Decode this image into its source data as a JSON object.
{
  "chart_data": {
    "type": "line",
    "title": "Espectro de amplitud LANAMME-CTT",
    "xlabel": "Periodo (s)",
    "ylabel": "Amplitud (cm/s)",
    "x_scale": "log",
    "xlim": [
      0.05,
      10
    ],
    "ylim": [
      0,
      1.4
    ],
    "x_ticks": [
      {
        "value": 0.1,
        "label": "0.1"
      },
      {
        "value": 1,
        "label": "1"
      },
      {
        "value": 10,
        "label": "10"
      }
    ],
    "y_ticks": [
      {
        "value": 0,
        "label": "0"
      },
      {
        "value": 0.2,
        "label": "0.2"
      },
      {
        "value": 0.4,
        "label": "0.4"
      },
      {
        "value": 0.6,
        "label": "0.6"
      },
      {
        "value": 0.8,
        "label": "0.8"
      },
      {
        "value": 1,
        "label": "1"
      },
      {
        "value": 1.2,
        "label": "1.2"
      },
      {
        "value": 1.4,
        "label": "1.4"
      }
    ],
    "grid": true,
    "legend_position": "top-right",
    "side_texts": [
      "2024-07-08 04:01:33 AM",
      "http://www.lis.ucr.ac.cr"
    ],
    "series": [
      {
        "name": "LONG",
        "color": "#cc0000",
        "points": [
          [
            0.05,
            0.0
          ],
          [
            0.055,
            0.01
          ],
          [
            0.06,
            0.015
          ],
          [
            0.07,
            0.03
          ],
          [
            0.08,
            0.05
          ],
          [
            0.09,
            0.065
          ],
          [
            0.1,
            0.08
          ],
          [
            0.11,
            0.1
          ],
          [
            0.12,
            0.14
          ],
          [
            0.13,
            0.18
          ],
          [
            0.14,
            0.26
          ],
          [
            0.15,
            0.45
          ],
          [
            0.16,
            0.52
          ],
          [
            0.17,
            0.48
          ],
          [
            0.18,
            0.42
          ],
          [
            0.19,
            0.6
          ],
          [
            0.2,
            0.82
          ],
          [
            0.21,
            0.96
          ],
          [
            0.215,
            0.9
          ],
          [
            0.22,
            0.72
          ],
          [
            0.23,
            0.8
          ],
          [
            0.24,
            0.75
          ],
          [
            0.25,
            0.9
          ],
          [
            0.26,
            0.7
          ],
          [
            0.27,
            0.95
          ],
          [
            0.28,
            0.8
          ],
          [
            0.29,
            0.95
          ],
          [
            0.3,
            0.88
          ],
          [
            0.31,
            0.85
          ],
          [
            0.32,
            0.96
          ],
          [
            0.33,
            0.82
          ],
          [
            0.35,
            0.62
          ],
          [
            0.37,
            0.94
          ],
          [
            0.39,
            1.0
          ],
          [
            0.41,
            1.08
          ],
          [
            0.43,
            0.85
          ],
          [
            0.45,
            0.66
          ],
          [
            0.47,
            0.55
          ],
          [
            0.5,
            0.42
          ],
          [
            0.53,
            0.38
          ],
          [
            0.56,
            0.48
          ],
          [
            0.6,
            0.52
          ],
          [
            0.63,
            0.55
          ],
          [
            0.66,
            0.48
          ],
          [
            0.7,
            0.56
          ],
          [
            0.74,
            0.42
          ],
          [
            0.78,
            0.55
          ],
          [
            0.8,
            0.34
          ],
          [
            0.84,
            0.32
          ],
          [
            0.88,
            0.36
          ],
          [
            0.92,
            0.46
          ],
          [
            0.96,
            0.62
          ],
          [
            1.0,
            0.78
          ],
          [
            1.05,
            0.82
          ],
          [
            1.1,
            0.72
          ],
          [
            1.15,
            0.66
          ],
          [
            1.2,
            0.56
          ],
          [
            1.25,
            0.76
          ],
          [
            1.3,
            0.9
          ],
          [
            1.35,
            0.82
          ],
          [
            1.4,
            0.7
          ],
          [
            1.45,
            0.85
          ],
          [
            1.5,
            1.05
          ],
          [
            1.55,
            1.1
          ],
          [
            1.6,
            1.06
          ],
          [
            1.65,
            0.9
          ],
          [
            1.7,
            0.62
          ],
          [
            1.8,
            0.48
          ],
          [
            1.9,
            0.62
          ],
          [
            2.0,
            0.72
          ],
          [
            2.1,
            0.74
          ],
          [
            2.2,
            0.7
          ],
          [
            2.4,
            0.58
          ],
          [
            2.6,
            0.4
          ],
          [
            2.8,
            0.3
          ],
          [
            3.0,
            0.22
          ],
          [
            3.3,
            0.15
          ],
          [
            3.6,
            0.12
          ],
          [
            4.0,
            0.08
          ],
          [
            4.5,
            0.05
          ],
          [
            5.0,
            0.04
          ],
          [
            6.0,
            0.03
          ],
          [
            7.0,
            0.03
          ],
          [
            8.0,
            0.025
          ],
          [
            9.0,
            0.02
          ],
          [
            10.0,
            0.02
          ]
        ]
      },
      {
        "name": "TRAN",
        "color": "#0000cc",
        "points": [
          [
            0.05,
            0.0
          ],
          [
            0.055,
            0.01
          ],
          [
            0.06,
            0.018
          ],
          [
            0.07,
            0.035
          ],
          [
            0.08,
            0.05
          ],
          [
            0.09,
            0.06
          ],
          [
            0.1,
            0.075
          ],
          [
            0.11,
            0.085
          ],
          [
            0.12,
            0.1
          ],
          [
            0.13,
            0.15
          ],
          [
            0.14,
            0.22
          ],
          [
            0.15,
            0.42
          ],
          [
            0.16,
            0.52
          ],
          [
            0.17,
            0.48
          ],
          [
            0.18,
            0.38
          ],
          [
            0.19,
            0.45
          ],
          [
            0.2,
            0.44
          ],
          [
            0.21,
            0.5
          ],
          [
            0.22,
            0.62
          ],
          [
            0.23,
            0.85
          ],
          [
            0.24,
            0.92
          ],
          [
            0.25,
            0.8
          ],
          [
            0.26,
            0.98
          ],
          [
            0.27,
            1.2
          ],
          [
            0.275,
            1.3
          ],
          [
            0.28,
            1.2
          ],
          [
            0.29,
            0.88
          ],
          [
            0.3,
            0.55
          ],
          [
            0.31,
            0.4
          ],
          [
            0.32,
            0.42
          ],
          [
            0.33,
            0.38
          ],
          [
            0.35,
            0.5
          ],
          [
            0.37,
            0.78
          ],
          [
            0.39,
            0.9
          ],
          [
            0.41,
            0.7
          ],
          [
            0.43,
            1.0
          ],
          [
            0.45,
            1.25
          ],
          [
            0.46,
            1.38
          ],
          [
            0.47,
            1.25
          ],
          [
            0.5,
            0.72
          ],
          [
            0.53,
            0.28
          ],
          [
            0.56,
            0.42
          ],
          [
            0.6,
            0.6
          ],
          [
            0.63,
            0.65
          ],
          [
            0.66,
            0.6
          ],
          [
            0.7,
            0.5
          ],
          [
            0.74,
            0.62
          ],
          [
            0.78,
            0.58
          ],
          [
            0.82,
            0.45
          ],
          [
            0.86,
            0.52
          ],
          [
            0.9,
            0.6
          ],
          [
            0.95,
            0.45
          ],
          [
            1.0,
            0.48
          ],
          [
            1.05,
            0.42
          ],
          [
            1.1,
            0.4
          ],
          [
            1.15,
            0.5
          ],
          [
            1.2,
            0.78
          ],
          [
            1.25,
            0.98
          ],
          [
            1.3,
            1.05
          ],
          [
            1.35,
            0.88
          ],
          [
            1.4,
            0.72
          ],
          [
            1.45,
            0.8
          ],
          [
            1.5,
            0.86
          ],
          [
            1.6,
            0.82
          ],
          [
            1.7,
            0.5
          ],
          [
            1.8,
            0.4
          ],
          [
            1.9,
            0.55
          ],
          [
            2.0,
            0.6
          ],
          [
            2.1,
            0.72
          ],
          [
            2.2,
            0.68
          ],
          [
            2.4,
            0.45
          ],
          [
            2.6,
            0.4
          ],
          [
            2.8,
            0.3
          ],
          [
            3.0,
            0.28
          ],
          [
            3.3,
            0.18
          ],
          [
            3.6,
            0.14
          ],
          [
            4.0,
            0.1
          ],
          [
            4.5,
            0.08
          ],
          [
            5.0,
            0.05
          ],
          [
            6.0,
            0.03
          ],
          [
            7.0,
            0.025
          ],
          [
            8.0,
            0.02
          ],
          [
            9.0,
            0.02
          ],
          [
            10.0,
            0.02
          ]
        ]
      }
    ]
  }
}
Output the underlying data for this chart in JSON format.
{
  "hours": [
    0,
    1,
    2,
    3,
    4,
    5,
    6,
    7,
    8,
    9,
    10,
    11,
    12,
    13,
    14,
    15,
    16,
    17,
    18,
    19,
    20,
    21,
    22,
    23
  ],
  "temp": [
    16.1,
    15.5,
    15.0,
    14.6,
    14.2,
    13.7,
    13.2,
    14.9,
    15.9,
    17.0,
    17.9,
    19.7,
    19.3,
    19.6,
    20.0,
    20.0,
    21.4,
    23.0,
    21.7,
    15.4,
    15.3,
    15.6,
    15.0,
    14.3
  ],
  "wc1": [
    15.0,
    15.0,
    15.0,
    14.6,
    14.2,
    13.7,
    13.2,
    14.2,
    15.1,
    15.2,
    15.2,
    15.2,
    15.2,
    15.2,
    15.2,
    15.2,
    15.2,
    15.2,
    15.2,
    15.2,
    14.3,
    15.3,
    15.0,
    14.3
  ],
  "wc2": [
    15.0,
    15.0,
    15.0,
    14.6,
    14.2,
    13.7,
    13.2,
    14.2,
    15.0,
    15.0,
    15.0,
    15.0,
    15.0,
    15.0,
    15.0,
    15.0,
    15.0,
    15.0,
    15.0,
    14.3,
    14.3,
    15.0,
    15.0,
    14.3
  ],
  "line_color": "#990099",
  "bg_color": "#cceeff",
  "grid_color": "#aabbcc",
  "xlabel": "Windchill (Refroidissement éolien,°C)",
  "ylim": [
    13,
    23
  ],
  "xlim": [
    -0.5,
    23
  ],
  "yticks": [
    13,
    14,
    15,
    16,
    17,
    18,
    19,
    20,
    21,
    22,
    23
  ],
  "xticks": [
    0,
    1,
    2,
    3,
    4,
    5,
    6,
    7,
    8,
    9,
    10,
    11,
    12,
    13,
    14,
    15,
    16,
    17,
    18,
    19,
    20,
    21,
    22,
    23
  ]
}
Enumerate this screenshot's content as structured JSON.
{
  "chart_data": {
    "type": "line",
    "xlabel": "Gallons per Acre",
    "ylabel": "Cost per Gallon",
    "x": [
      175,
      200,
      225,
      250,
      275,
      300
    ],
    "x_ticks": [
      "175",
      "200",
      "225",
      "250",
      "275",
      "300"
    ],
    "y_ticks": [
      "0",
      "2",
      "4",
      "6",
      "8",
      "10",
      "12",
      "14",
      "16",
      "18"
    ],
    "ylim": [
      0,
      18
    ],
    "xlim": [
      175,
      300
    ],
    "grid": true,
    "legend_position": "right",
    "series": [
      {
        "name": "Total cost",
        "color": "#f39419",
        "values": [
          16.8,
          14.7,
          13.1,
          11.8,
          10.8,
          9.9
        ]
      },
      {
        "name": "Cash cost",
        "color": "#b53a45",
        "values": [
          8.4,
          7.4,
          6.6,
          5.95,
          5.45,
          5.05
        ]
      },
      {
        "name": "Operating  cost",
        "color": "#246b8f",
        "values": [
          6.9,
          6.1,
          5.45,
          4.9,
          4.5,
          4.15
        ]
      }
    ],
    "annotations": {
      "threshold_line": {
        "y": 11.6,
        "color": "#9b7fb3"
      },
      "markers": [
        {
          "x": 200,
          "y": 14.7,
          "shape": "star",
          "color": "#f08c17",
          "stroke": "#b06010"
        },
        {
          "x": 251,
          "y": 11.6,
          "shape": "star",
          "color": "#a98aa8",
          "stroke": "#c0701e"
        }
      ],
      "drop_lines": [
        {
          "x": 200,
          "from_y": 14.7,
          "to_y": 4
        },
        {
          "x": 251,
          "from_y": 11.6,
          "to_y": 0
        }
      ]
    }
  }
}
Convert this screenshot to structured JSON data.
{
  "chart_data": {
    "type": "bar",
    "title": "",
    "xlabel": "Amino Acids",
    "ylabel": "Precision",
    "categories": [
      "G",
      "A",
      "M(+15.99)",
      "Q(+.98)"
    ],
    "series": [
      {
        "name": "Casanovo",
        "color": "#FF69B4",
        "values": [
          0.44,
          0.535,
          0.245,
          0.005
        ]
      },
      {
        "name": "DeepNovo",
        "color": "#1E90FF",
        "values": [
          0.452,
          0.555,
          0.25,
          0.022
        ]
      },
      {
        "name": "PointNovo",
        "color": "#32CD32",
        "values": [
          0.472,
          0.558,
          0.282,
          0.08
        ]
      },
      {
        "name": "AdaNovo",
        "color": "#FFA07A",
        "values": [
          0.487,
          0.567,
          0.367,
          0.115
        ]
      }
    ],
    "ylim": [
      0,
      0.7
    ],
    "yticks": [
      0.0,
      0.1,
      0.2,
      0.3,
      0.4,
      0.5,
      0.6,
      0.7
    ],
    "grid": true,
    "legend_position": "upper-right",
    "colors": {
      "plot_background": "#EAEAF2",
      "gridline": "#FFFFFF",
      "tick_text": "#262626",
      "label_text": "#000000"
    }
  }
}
──────────
§ **Given task**
Within the listing above, copy each line that has the string "structured".

§ **Full response**
Enumerate this screenshot's content as structured JSON.
Convert this screenshot to structured JSON data.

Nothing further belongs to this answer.